┌──

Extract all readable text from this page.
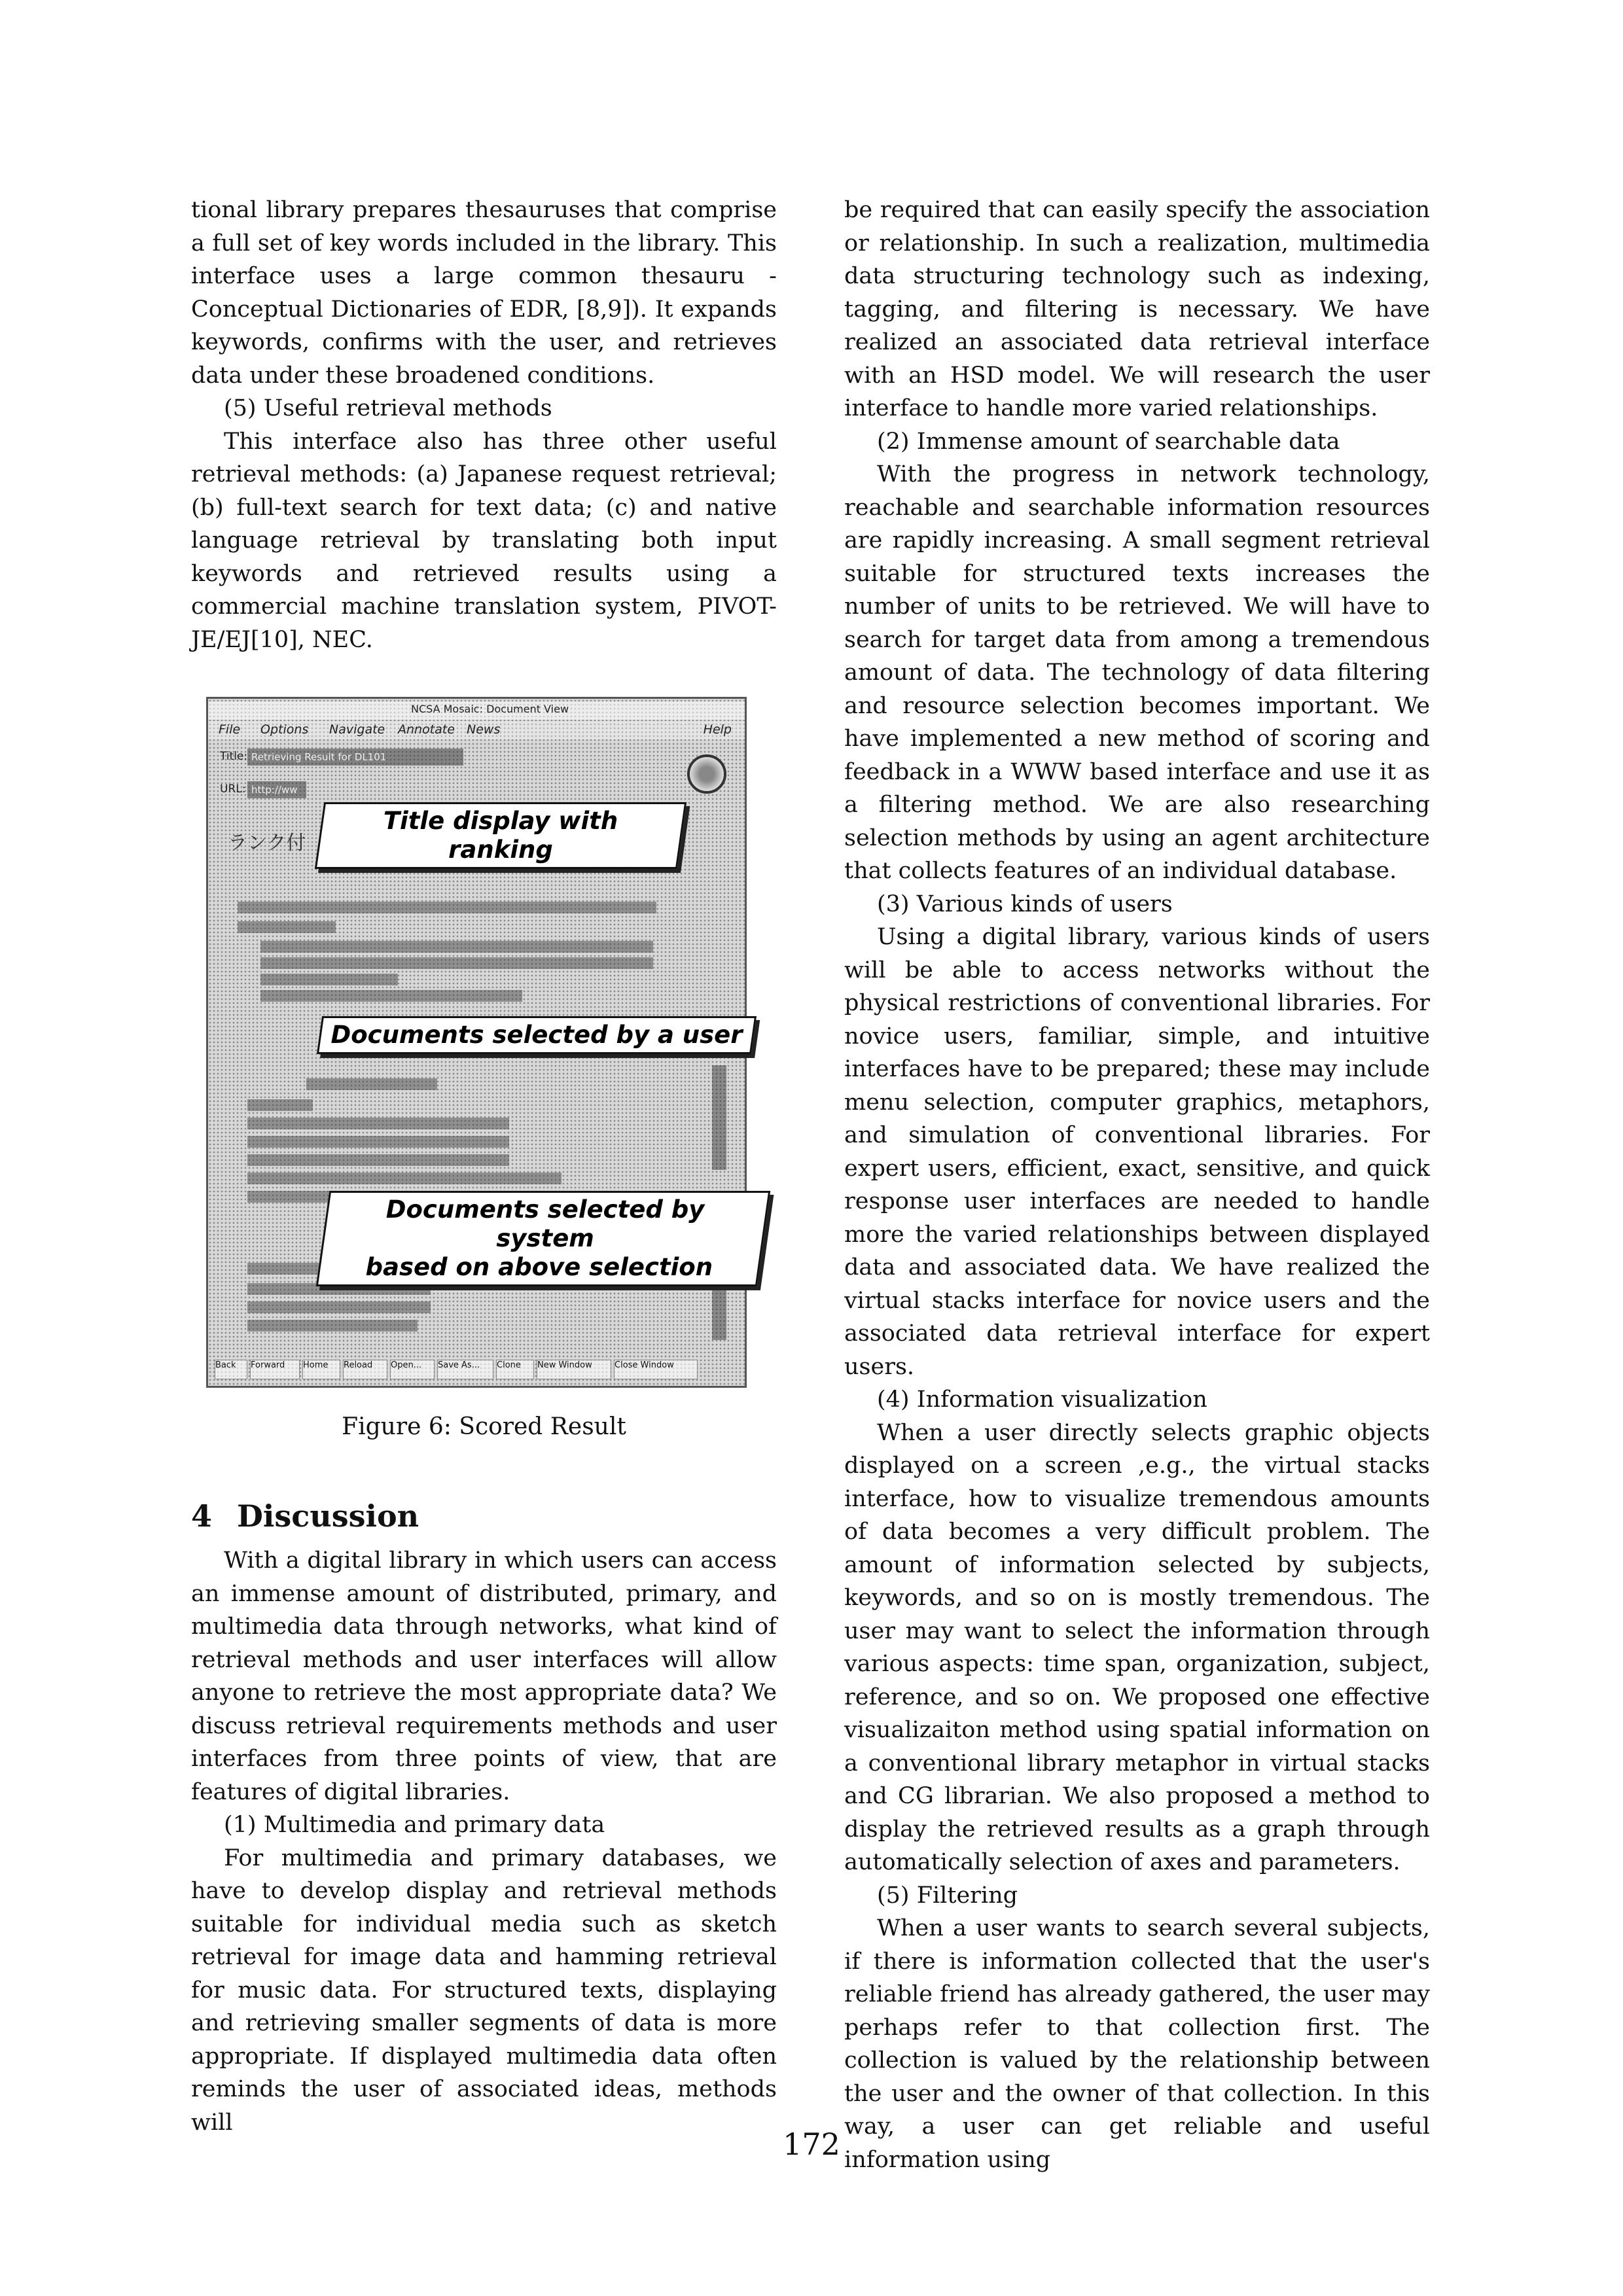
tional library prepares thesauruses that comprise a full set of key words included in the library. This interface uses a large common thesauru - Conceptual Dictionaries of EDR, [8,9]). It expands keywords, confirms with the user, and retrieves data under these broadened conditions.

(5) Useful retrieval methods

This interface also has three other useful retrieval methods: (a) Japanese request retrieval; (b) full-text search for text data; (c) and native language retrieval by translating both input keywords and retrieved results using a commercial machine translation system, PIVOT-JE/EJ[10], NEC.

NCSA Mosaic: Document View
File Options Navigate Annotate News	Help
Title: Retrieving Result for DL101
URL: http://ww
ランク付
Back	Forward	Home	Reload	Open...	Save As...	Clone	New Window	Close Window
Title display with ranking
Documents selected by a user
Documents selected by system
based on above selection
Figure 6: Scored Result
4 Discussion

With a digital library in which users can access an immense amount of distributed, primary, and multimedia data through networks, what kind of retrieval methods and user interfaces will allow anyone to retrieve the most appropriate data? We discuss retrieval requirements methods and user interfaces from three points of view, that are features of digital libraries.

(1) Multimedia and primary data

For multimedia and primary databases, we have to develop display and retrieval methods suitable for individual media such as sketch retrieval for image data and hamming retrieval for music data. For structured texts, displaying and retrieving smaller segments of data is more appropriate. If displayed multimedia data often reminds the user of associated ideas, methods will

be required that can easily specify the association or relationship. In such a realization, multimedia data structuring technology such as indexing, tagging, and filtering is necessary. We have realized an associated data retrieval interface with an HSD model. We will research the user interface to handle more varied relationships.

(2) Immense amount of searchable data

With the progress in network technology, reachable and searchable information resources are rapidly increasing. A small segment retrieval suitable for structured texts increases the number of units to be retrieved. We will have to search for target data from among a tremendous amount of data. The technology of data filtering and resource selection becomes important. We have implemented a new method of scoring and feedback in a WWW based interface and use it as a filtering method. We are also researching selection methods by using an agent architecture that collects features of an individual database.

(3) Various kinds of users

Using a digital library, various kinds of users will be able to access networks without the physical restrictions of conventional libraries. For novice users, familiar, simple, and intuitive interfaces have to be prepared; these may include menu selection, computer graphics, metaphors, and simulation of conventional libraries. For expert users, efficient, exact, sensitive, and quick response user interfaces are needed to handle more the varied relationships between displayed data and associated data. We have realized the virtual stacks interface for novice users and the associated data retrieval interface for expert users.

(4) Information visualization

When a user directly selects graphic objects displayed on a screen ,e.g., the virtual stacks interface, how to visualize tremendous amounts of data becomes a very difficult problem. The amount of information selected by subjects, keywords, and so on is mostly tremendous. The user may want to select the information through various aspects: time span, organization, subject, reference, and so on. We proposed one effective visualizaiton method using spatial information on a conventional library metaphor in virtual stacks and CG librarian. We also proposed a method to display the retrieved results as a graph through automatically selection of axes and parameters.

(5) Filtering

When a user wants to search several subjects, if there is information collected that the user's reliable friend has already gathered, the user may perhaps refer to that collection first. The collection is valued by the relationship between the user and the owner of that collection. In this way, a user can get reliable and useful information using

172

└──

■ **Exercise prompt**: Tally up the lines in the preceding listing that contain the string "Documents". Respond with the number and nothing else.

■ **Solution to this exercise**: 2